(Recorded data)
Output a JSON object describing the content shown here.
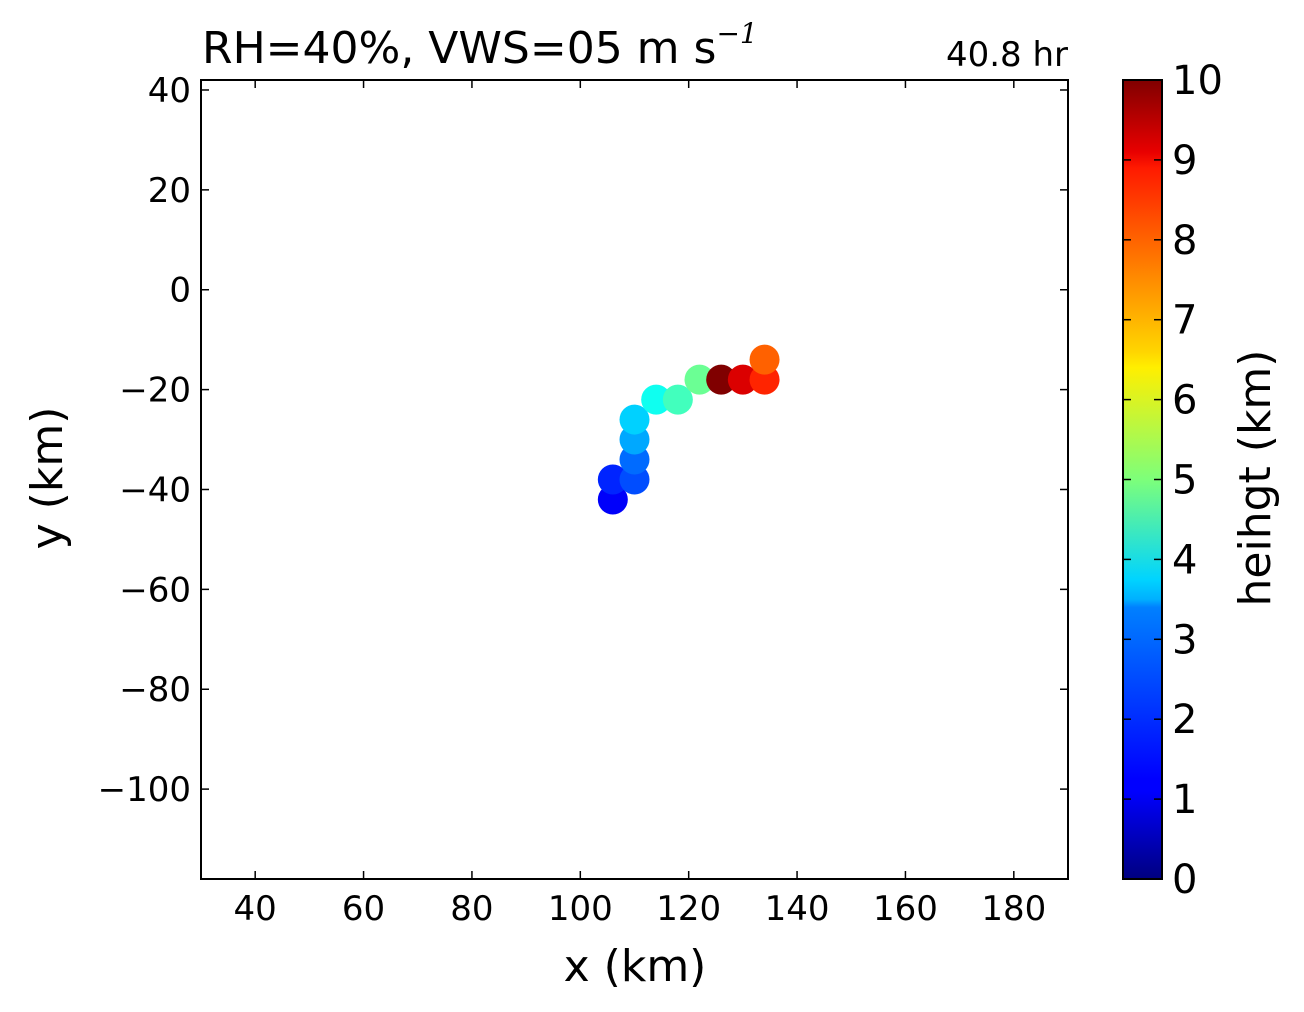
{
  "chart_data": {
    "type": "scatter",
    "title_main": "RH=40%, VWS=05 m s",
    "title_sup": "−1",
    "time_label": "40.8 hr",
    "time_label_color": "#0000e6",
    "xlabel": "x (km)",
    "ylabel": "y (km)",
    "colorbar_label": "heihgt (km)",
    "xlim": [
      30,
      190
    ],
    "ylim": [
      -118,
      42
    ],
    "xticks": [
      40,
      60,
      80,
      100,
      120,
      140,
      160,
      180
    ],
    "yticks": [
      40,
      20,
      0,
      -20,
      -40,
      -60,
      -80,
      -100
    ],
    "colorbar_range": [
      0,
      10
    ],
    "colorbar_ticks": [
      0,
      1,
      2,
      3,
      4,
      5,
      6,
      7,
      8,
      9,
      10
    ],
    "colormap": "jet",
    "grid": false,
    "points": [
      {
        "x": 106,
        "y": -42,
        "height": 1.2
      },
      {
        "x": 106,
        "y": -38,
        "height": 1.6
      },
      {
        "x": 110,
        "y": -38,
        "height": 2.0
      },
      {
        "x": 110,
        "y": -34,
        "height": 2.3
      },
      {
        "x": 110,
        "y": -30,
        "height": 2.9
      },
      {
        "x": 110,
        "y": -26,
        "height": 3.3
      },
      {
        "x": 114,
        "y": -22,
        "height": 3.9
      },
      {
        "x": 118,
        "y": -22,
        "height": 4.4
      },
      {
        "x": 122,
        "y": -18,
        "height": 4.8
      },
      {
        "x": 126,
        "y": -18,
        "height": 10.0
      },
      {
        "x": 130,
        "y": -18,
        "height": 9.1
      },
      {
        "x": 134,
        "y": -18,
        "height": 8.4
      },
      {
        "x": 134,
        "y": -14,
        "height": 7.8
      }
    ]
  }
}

#### Goal of the exercise
Copy each line of the records precisely and drop any images they hold.

#### Result of this task
Output a JSON object describing the content shown here.
{
  "chart_data": {
    "type": "scatter",
    "title_main": "RH=40%, VWS=05 m s",
    "title_sup": "−1",
    "time_label": "40.8 hr",
    "time_label_color": "#0000e6",
    "xlabel": "x (km)",
    "ylabel": "y (km)",
    "colorbar_label": "heihgt (km)",
    "xlim": [
      30,
      190
    ],
    "ylim": [
      -118,
      42
    ],
    "xticks": [
      40,
      60,
      80,
      100,
      120,
      140,
      160,
      180
    ],
    "yticks": [
      40,
      20,
      0,
      -20,
      -40,
      -60,
      -80,
      -100
    ],
    "colorbar_range": [
      0,
      10
    ],
    "colorbar_ticks": [
      0,
      1,
      2,
      3,
      4,
      5,
      6,
      7,
      8,
      9,
      10
    ],
    "colormap": "jet",
    "grid": false,
    "points": [
      {
        "x": 106,
        "y": -42,
        "height": 1.2
      },
      {
        "x": 106,
        "y": -38,
        "height": 1.6
      },
      {
        "x": 110,
        "y": -38,
        "height": 2.0
      },
      {
        "x": 110,
        "y": -34,
        "height": 2.3
      },
      {
        "x": 110,
        "y": -30,
        "height": 2.9
      },
      {
        "x": 110,
        "y": -26,
        "height": 3.3
      },
      {
        "x": 114,
        "y": -22,
        "height": 3.9
      },
      {
        "x": 118,
        "y": -22,
        "height": 4.4
      },
      {
        "x": 122,
        "y": -18,
        "height": 4.8
      },
      {
        "x": 126,
        "y": -18,
        "height": 10.0
      },
      {
        "x": 130,
        "y": -18,
        "height": 9.1
      },
      {
        "x": 134,
        "y": -18,
        "height": 8.4
      },
      {
        "x": 134,
        "y": -14,
        "height": 7.8
      }
    ]
  }
}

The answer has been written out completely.